[Data entries for graphics]
# # # #

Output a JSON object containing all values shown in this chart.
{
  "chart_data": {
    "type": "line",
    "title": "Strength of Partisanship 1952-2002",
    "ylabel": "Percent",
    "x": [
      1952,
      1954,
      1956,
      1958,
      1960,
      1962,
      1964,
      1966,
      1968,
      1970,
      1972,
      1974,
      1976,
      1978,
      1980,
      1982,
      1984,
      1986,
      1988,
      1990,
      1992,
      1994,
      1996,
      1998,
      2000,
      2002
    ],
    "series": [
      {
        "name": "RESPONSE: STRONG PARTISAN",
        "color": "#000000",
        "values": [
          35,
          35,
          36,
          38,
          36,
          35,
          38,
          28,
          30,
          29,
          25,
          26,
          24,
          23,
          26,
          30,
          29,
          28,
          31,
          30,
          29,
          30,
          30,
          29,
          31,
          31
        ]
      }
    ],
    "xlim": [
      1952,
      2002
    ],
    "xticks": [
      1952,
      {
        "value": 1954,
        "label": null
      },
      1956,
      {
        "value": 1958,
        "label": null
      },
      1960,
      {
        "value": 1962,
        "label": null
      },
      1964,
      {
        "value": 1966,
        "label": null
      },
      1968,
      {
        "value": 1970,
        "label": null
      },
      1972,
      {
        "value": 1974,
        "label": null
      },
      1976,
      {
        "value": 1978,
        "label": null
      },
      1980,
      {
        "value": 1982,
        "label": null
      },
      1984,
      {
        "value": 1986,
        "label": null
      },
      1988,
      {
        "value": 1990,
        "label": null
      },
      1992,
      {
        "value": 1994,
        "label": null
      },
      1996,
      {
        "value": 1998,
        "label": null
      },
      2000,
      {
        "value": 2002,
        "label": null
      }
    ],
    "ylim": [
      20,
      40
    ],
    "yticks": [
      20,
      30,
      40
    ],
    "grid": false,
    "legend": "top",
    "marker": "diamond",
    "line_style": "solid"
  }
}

# # # #

§ Your objective
Transcribe all entries exactly as they are given.

§ Answer for the task
Output a JSON object containing all values shown in this chart.
{
  "chart_data": {
    "type": "line",
    "title": "Strength of Partisanship 1952-2002",
    "ylabel": "Percent",
    "x": [
      1952,
      1954,
      1956,
      1958,
      1960,
      1962,
      1964,
      1966,
      1968,
      1970,
      1972,
      1974,
      1976,
      1978,
      1980,
      1982,
      1984,
      1986,
      1988,
      1990,
      1992,
      1994,
      1996,
      1998,
      2000,
      2002
    ],
    "series": [
      {
        "name": "RESPONSE: STRONG PARTISAN",
        "color": "#000000",
        "values": [
          35,
          35,
          36,
          38,
          36,
          35,
          38,
          28,
          30,
          29,
          25,
          26,
          24,
          23,
          26,
          30,
          29,
          28,
          31,
          30,
          29,
          30,
          30,
          29,
          31,
          31
        ]
      }
    ],
    "xlim": [
      1952,
      2002
    ],
    "xticks": [
      1952,
      {
        "value": 1954,
        "label": null
      },
      1956,
      {
        "value": 1958,
        "label": null
      },
      1960,
      {
        "value": 1962,
        "label": null
      },
      1964,
      {
        "value": 1966,
        "label": null
      },
      1968,
      {
        "value": 1970,
        "label": null
      },
      1972,
      {
        "value": 1974,
        "label": null
      },
      1976,
      {
        "value": 1978,
        "label": null
      },
      1980,
      {
        "value": 1982,
        "label": null
      },
      1984,
      {
        "value": 1986,
        "label": null
      },
      1988,
      {
        "value": 1990,
        "label": null
      },
      1992,
      {
        "value": 1994,
        "label": null
      },
      1996,
      {
        "value": 1998,
        "label": null
      },
      2000,
      {
        "value": 2002,
        "label": null
      }
    ],
    "ylim": [
      20,
      40
    ],
    "yticks": [
      20,
      30,
      40
    ],
    "grid": false,
    "legend": "top",
    "marker": "diamond",
    "line_style": "solid"
  }
}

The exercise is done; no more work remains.